- [Short task]:
Exactly reproduce each record listed below.

- [Extracted records]:
* Begin *

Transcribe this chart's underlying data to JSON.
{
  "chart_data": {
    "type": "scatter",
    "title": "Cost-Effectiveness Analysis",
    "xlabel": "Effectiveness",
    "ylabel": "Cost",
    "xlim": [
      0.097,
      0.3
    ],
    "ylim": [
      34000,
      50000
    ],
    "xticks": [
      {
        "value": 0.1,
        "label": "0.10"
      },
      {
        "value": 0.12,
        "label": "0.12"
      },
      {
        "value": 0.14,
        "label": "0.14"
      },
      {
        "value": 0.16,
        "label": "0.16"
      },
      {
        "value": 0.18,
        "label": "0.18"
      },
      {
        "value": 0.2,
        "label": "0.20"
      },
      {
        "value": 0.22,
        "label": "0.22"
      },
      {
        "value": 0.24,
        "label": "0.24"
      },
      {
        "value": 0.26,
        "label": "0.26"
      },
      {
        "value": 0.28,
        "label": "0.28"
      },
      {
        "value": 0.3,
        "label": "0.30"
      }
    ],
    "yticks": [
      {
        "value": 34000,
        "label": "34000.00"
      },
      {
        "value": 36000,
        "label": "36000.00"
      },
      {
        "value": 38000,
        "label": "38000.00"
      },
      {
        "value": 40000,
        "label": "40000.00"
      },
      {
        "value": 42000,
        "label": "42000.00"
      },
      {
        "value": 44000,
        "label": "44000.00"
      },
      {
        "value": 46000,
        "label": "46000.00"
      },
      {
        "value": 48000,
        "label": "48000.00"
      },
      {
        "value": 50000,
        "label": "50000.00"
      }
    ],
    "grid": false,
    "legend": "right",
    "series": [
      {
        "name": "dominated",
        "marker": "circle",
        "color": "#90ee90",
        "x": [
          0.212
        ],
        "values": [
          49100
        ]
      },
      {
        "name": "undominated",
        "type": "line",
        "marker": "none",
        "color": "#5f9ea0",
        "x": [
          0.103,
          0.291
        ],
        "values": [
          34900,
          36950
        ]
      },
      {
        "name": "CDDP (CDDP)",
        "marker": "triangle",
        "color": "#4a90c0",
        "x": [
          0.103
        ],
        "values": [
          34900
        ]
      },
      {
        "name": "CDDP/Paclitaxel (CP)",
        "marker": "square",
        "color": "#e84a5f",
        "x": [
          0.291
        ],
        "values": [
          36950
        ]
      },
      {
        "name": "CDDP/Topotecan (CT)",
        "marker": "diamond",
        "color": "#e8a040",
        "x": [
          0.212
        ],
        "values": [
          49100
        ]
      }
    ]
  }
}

* End *

- [Answer]:
Transcribe this chart's underlying data to JSON.
{
  "chart_data": {
    "type": "scatter",
    "title": "Cost-Effectiveness Analysis",
    "xlabel": "Effectiveness",
    "ylabel": "Cost",
    "xlim": [
      0.097,
      0.3
    ],
    "ylim": [
      34000,
      50000
    ],
    "xticks": [
      {
        "value": 0.1,
        "label": "0.10"
      },
      {
        "value": 0.12,
        "label": "0.12"
      },
      {
        "value": 0.14,
        "label": "0.14"
      },
      {
        "value": 0.16,
        "label": "0.16"
      },
      {
        "value": 0.18,
        "label": "0.18"
      },
      {
        "value": 0.2,
        "label": "0.20"
      },
      {
        "value": 0.22,
        "label": "0.22"
      },
      {
        "value": 0.24,
        "label": "0.24"
      },
      {
        "value": 0.26,
        "label": "0.26"
      },
      {
        "value": 0.28,
        "label": "0.28"
      },
      {
        "value": 0.3,
        "label": "0.30"
      }
    ],
    "yticks": [
      {
        "value": 34000,
        "label": "34000.00"
      },
      {
        "value": 36000,
        "label": "36000.00"
      },
      {
        "value": 38000,
        "label": "38000.00"
      },
      {
        "value": 40000,
        "label": "40000.00"
      },
      {
        "value": 42000,
        "label": "42000.00"
      },
      {
        "value": 44000,
        "label": "44000.00"
      },
      {
        "value": 46000,
        "label": "46000.00"
      },
      {
        "value": 48000,
        "label": "48000.00"
      },
      {
        "value": 50000,
        "label": "50000.00"
      }
    ],
    "grid": false,
    "legend": "right",
    "series": [
      {
        "name": "dominated",
        "marker": "circle",
        "color": "#90ee90",
        "x": [
          0.212
        ],
        "values": [
          49100
        ]
      },
      {
        "name": "undominated",
        "type": "line",
        "marker": "none",
        "color": "#5f9ea0",
        "x": [
          0.103,
          0.291
        ],
        "values": [
          34900,
          36950
        ]
      },
      {
        "name": "CDDP (CDDP)",
        "marker": "triangle",
        "color": "#4a90c0",
        "x": [
          0.103
        ],
        "values": [
          34900
        ]
      },
      {
        "name": "CDDP/Paclitaxel (CP)",
        "marker": "square",
        "color": "#e84a5f",
        "x": [
          0.291
        ],
        "values": [
          36950
        ]
      },
      {
        "name": "CDDP/Topotecan (CT)",
        "marker": "diamond",
        "color": "#e8a040",
        "x": [
          0.212
        ],
        "values": [
          49100
        ]
      }
    ]
  }
}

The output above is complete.